■ TASK
Give only the number of lines that include the string "Requirements".

Rows from a dataset
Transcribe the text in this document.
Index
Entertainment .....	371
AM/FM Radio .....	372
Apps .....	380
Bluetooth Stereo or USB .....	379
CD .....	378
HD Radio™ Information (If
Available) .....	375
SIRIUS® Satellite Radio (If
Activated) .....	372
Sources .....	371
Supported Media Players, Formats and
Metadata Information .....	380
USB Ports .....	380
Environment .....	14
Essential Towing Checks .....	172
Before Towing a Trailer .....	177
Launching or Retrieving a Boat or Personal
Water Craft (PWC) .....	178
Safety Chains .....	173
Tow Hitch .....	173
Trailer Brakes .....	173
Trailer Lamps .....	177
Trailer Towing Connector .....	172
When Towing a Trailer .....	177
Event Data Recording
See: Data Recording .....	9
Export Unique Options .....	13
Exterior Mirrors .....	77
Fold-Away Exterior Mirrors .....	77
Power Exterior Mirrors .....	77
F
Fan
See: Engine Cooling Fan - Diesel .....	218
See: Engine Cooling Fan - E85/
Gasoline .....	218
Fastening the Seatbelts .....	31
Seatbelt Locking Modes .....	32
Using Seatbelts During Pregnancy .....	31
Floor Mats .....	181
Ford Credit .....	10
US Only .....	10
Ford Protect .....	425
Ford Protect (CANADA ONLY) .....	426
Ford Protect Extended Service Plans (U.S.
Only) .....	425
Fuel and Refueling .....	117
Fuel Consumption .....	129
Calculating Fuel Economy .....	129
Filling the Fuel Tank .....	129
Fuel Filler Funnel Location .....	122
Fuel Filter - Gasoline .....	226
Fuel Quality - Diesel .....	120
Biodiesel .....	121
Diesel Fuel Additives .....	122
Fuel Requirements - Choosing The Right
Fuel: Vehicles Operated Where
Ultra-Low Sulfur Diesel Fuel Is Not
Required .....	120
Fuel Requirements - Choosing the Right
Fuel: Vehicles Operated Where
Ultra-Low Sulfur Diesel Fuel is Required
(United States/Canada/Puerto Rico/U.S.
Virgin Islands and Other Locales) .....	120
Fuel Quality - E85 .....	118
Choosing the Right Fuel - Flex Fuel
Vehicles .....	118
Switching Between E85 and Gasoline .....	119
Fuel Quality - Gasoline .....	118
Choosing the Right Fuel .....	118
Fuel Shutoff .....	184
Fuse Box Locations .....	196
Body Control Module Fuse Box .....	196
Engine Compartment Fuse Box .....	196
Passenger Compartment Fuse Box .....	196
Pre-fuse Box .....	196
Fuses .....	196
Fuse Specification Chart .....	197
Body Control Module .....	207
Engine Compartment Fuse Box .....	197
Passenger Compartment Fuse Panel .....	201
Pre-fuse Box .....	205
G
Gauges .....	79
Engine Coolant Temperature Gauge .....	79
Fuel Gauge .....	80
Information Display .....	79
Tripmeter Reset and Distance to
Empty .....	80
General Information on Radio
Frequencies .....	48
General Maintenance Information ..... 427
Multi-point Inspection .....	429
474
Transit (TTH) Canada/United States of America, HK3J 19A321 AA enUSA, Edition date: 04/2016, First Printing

■ TASK RESULT
2